• Parts of the exercise:
[A] Using the forum thread on transfection, mark each statement yes or no and quote the words that decide it.
(i) The first reply says surfactants disturb the liposomes only at high concentration.
(ii) The first reply calls its own ideas wild assumptions.
(iii) The second reply says scavenger receptor inhibitors had little effect on transfection.
[B] Answer these questions from the forum thread on transfection.
(i) What are the liposomes used in transfection composed of?
(ii) What would anionic phospholipids decrease?
(iii) With what kind of transfection systems were scavenger receptor inhibitors seen to work?

### Excerpt to read

Hi Elizatbeth,

I can only offer you my best guess.

Considering that transfection is based on liposomes composed of cationic phospholipids, any surfactant will disturb/disrupt the liposomes even at very low concentration. More over a non anionic (Triton X100) or anionic surfactant (SDS) will also interfere with the charges of the liposomes.

You could also use anionic phospholipids which will decrease the binding of the liposomes with the negatively charged genetic material (that you want to transfect).

More generally, anything lipophylic will interfere with liposome formation; anything that mask/neutralize lipid charges will interfere with DNA-liposomes association and thereby transfection.

Well...those are wild assumptions.

Hi,

On cell culture level we have seen with peptide-based transfection systems that scavenger receptor inhibitors/blockers work by almost completely blocking the transfection.

######
### Given information

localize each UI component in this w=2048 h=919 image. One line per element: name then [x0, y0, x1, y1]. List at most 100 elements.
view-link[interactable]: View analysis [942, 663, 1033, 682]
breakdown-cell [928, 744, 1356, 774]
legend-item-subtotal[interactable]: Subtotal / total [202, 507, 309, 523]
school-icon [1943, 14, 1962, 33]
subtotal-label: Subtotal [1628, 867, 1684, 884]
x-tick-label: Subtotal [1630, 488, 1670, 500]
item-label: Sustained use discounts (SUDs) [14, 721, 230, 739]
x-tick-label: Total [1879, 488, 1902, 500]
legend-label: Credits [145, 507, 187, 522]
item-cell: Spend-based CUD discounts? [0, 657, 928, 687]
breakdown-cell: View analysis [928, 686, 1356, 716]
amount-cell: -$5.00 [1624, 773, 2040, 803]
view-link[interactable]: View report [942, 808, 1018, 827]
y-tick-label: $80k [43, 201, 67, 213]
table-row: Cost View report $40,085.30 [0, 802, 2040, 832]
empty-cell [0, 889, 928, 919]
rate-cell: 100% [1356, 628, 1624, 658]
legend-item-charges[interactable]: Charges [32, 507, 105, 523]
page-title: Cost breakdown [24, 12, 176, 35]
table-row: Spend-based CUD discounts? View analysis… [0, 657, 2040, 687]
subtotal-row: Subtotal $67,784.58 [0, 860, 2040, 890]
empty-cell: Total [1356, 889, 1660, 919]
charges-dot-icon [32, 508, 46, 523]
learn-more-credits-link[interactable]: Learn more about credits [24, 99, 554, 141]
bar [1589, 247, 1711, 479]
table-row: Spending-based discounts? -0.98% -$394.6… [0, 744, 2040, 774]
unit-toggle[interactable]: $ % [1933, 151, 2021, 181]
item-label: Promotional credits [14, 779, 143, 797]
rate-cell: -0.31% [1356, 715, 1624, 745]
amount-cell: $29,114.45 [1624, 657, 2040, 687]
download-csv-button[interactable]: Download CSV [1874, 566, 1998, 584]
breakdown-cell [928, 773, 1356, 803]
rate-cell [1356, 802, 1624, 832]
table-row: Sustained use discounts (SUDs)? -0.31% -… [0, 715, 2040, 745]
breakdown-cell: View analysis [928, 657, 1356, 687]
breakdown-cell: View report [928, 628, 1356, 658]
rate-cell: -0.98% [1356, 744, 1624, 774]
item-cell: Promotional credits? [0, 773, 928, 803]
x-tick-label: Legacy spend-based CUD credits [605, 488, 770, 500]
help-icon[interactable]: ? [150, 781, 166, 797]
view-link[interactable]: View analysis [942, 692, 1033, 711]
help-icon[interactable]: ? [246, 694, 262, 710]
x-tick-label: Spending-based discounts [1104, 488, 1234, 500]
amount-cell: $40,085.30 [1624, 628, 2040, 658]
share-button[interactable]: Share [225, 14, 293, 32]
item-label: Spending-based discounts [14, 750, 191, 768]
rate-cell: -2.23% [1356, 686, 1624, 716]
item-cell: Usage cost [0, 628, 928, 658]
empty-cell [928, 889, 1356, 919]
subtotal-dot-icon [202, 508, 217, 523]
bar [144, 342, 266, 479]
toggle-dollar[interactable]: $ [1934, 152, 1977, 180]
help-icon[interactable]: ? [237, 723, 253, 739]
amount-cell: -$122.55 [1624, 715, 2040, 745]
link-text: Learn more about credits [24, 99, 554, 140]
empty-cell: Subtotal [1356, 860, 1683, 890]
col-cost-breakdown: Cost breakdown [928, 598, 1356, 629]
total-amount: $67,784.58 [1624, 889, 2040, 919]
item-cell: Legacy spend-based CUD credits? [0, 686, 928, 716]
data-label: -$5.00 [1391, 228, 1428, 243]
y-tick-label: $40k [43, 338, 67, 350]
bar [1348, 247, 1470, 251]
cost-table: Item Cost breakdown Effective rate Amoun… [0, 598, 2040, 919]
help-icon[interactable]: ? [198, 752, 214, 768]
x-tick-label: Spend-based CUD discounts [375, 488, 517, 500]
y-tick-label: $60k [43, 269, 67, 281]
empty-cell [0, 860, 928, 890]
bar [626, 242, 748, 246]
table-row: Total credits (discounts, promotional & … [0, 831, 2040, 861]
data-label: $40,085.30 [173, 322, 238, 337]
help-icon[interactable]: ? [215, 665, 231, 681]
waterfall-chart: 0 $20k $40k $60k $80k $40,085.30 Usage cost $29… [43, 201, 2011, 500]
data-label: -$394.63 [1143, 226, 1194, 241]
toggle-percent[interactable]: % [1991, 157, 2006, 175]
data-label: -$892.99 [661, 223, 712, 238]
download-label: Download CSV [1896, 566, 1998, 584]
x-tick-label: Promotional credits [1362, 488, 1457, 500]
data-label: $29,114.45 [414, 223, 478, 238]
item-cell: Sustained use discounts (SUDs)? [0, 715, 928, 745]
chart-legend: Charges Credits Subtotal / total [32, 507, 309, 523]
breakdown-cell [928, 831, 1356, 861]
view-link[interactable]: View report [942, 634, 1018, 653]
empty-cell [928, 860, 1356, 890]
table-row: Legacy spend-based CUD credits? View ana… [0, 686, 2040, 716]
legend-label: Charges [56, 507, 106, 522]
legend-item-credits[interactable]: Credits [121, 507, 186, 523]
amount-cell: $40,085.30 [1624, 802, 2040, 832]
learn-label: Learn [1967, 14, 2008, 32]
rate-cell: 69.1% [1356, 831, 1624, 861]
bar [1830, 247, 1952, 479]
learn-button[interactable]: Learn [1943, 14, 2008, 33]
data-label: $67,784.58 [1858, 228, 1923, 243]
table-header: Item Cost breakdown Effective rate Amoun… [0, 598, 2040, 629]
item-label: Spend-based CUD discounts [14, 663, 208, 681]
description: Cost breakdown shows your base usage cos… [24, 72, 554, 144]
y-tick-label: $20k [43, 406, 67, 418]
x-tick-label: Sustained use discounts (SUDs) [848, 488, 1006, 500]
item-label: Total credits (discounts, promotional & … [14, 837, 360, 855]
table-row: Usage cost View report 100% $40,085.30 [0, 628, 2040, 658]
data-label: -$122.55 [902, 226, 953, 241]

######

• Results of the exercise:
[A]
(i) No: "any surfactant will disturb/disrupt the liposomes even at very low concentration"
(ii) Yes: "Well...those are wild assumptions."
(iii) No: "scavenger receptor inhibitors/blockers work by almost completely blocking the transfection"

[B]
(i) Cationic phospholipids.
(ii) The binding of the liposomes with the negatively charged genetic material.
(iii) Peptide-based transfection systems.